Start of THE DATA

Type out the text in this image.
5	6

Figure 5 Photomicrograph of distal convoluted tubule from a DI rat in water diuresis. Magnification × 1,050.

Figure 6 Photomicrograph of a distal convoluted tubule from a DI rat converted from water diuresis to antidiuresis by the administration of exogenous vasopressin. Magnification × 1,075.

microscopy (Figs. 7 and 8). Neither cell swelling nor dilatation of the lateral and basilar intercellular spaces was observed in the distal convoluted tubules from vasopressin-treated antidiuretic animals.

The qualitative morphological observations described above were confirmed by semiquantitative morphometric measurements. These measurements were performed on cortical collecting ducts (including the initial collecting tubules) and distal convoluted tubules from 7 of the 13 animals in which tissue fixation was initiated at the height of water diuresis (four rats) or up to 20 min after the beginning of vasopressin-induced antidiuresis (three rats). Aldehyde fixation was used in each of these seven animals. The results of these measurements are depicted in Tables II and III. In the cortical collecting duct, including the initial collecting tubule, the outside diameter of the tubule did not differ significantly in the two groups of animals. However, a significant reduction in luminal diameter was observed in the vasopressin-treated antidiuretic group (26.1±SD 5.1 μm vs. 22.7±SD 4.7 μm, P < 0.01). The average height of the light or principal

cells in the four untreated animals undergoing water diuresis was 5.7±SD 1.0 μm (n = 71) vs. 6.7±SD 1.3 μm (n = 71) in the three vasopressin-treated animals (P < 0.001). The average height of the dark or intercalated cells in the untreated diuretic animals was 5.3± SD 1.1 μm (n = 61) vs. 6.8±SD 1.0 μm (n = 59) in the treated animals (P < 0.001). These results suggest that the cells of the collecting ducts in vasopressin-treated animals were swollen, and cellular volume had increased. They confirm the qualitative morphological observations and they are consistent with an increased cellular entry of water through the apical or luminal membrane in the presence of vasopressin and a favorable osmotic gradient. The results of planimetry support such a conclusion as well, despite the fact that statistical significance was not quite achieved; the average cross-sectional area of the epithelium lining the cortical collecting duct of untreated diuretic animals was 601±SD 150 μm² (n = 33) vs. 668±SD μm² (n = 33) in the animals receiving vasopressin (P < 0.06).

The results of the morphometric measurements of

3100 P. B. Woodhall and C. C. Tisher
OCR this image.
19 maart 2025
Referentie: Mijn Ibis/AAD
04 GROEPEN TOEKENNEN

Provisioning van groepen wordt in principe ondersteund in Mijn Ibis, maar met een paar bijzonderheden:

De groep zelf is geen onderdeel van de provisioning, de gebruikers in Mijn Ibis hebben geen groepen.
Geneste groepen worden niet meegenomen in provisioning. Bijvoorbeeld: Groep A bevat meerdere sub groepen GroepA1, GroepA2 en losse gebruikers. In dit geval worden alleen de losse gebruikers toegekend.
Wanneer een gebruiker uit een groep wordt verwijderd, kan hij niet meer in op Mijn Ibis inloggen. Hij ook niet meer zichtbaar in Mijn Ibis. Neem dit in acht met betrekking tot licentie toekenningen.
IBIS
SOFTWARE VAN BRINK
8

End of THE DATA

→ WHAT THE EXERCISE ASKS: Write out only what runs from the line holding "OCR this image." through the last line of the records, exactly as shown.

→ WRITTEN ANSWER:
OCR this image.
19 maart 2025
Referentie: Mijn Ibis/AAD
04 GROEPEN TOEKENNEN

Provisioning van groepen wordt in principe ondersteund in Mijn Ibis, maar met een paar bijzonderheden:

De groep zelf is geen onderdeel van de provisioning, de gebruikers in Mijn Ibis hebben geen groepen.
Geneste groepen worden niet meegenomen in provisioning. Bijvoorbeeld: Groep A bevat meerdere sub groepen GroepA1, GroepA2 en losse gebruikers. In dit geval worden alleen de losse gebruikers toegekend.
Wanneer een gebruiker uit een groep wordt verwijderd, kan hij niet meer in op Mijn Ibis inloggen. Hij ook niet meer zichtbaar in Mijn Ibis. Neem dit in acht met betrekking tot licentie toekenningen.
IBIS
SOFTWARE VAN BRINK
8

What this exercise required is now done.